— START OF PROVIDED RECORDS —

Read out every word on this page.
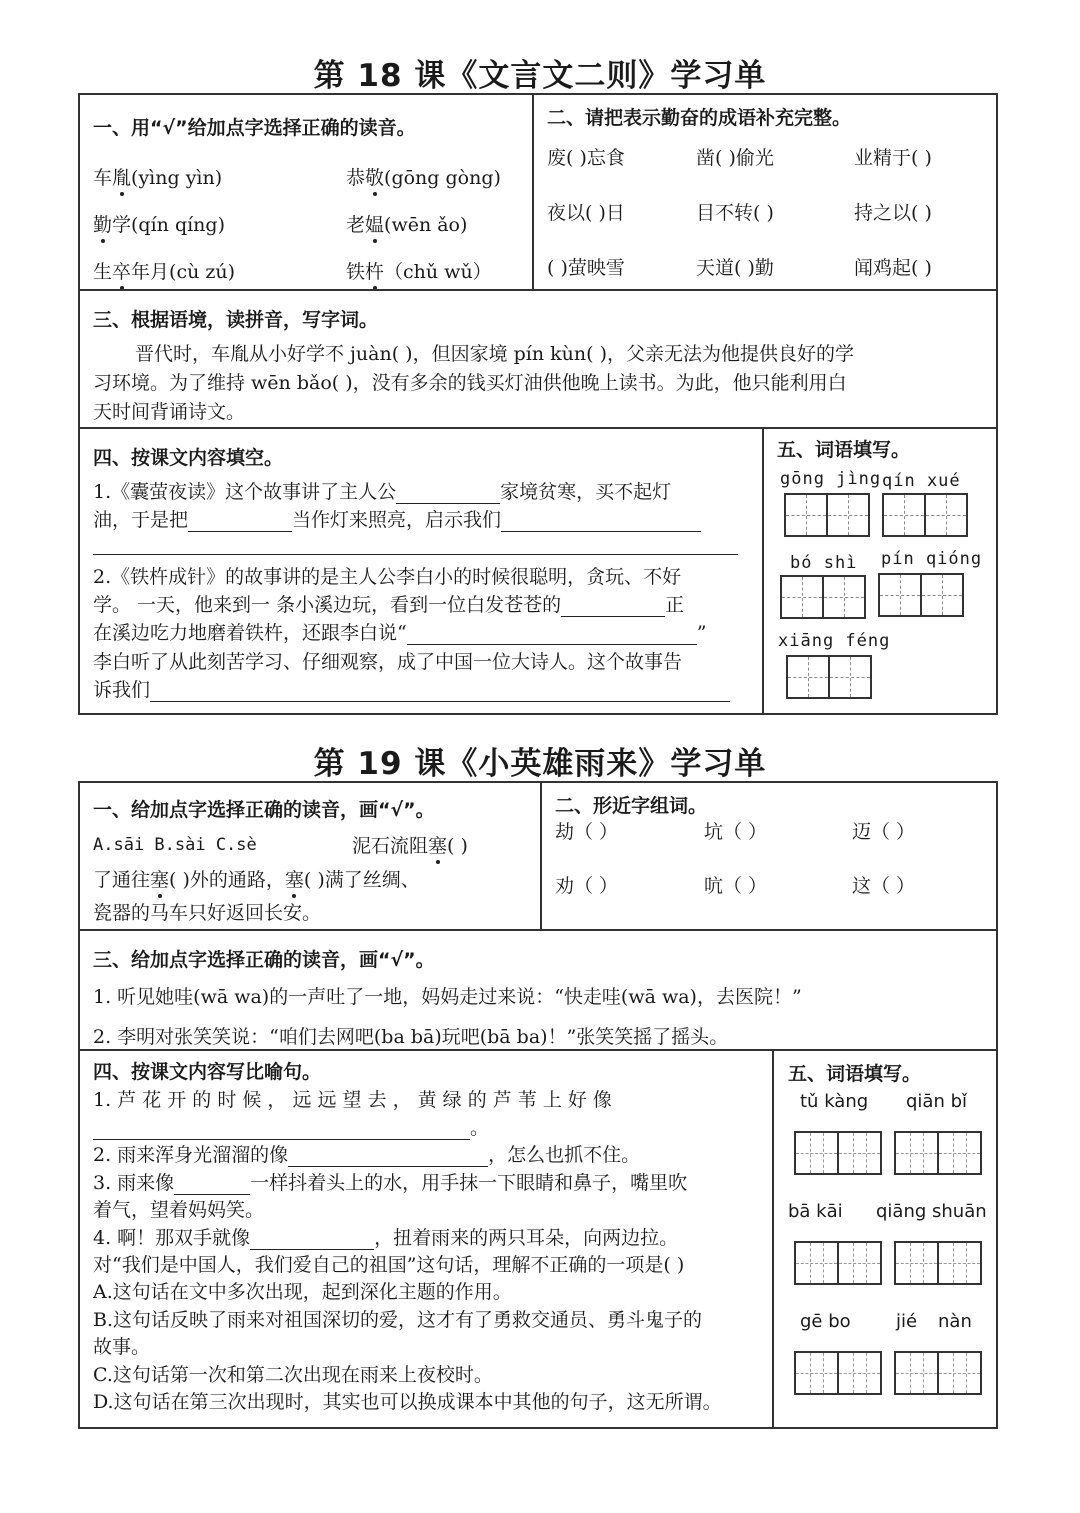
第 18 课《文言文二则》学习单
一、用“√”给加点字选择正确的读音。
车胤(yìng yìn)	恭敬(gōng gòng)
勤学(qín qíng)	老媪(wēn ǎo)
生卒年月(cù zú)	铁杵（chǔ wǔ）
二、请把表示勤奋的成语补充完整。
废( )忘食	凿( )偷光	业精于( )
夜以( )日	目不转( )	持之以( )
( )萤映雪	天道( )勤	闻鸡起( )
三、根据语境，读拼音，写字词。
晋代时，车胤从小好学不 juàn( )，但因家境 pín kùn( )，父亲无法为他提供良好的学
习环境。为了维持 wēn bǎo( )，没有多余的钱买灯油供他晚上读书。为此，他只能利用白
天时间背诵诗文。
四、按课文内容填空。
1.《囊萤夜读》这个故事讲了主人公	家境贫寒，买不起灯
油，于是把	当作灯来照亮，启示我们
2.《铁杵成针》的故事讲的是主人公李白小的时候很聪明，贪玩、不好
学。 一天，他来到一 条小溪边玩，看到一位白发苍苍的	正
在溪边吃力地磨着铁杵，还跟李白说“	”
李白听了从此刻苦学习、仔细观察，成了中国一位大诗人。这个故事告
诉我们
五、词语填写。
gōng jìng qín xué
bó shì pín qióng
xiāng féng
第 19 课《小英雄雨来》学习单
一、给加点字选择正确的读音，画“√”。
A.sāi B.sài C.sè	泥石流阻塞( )
了通往塞( )外的通路，塞( )满了丝绸、
瓷器的马车只好返回长安。
二、形近字组词。
劫（ ）	坑（ ）	迈（ ）
劝（ ）	吭（ ）	这（ ）
三、给加点字选择正确的读音，画“√”。
1. 听见她哇(wā wa)的一声吐了一地，妈妈走过来说：“快走哇(wā wa)，去医院！”
2. 李明对张笑笑说：“咱们去网吧(ba bā)玩吧(bā ba)！”张笑笑摇了摇头。
四、按课文内容写比喻句。
1. 芦 花 开 的 时 候 ， 远 远 望 去 ， 黄 绿 的 芦 苇 上 好 像
。
2. 雨来浑身光溜溜的像	，怎么也抓不住。
3. 雨来像	一样抖着头上的水，用手抹一下眼睛和鼻子，嘴里吹
着气，望着妈妈笑。
4. 啊！那双手就像	，扭着雨来的两只耳朵，向两边拉。
对“我们是中国人，我们爱自己的祖国”这句话，理解不正确的一项是( )
A.这句话在文中多次出现，起到深化主题的作用。
B.这句话反映了雨来对祖国深切的爱，这才有了勇救交通员、勇斗鬼子的
故事。
C.这句话第一次和第二次出现在雨来上夜校时。
D.这句话在第三次出现时，其实也可以换成课本中其他的句子，这无所谓。
五、词语填写。
tǔ kàng qiān bǐ
bā kāi qiāng shuān
gē bo	jié nàn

— END OF PROVIDED RECORDS —

→ DIRECTIONS:
Write out all the entries word for word, but skip any images.

→ CORRECT RESPONSE:
Read out every word on this page.
第 18 课《文言文二则》学习单
一、用“√”给加点字选择正确的读音。
车胤(yìng yìn)	恭敬(gōng gòng)
勤学(qín qíng)	老媪(wēn ǎo)
生卒年月(cù zú)	铁杵（chǔ wǔ）
二、请把表示勤奋的成语补充完整。
废( )忘食	凿( )偷光	业精于( )
夜以( )日	目不转( )	持之以( )
( )萤映雪	天道( )勤	闻鸡起( )
三、根据语境，读拼音，写字词。
晋代时，车胤从小好学不 juàn( )，但因家境 pín kùn( )，父亲无法为他提供良好的学
习环境。为了维持 wēn bǎo( )，没有多余的钱买灯油供他晚上读书。为此，他只能利用白
天时间背诵诗文。
四、按课文内容填空。
1.《囊萤夜读》这个故事讲了主人公	家境贫寒，买不起灯
油，于是把	当作灯来照亮，启示我们
2.《铁杵成针》的故事讲的是主人公李白小的时候很聪明，贪玩、不好
学。 一天，他来到一 条小溪边玩，看到一位白发苍苍的	正
在溪边吃力地磨着铁杵，还跟李白说“	”
李白听了从此刻苦学习、仔细观察，成了中国一位大诗人。这个故事告
诉我们
五、词语填写。
gōng jìng qín xué
bó shì pín qióng
xiāng féng
第 19 课《小英雄雨来》学习单
一、给加点字选择正确的读音，画“√”。
A.sāi B.sài C.sè	泥石流阻塞( )
了通往塞( )外的通路，塞( )满了丝绸、
瓷器的马车只好返回长安。
二、形近字组词。
劫（ ）	坑（ ）	迈（ ）
劝（ ）	吭（ ）	这（ ）
三、给加点字选择正确的读音，画“√”。
1. 听见她哇(wā wa)的一声吐了一地，妈妈走过来说：“快走哇(wā wa)，去医院！”
2. 李明对张笑笑说：“咱们去网吧(ba bā)玩吧(bā ba)！”张笑笑摇了摇头。
四、按课文内容写比喻句。
1. 芦 花 开 的 时 候 ， 远 远 望 去 ， 黄 绿 的 芦 苇 上 好 像
。
2. 雨来浑身光溜溜的像	，怎么也抓不住。
3. 雨来像	一样抖着头上的水，用手抹一下眼睛和鼻子，嘴里吹
着气，望着妈妈笑。
4. 啊！那双手就像	，扭着雨来的两只耳朵，向两边拉。
对“我们是中国人，我们爱自己的祖国”这句话，理解不正确的一项是( )
A.这句话在文中多次出现，起到深化主题的作用。
B.这句话反映了雨来对祖国深切的爱，这才有了勇救交通员、勇斗鬼子的
故事。
C.这句话第一次和第二次出现在雨来上夜校时。
D.这句话在第三次出现时，其实也可以换成课本中其他的句子，这无所谓。
五、词语填写。
tǔ kàng qiān bǐ
bā kāi qiāng shuān
gē bo	jié nàn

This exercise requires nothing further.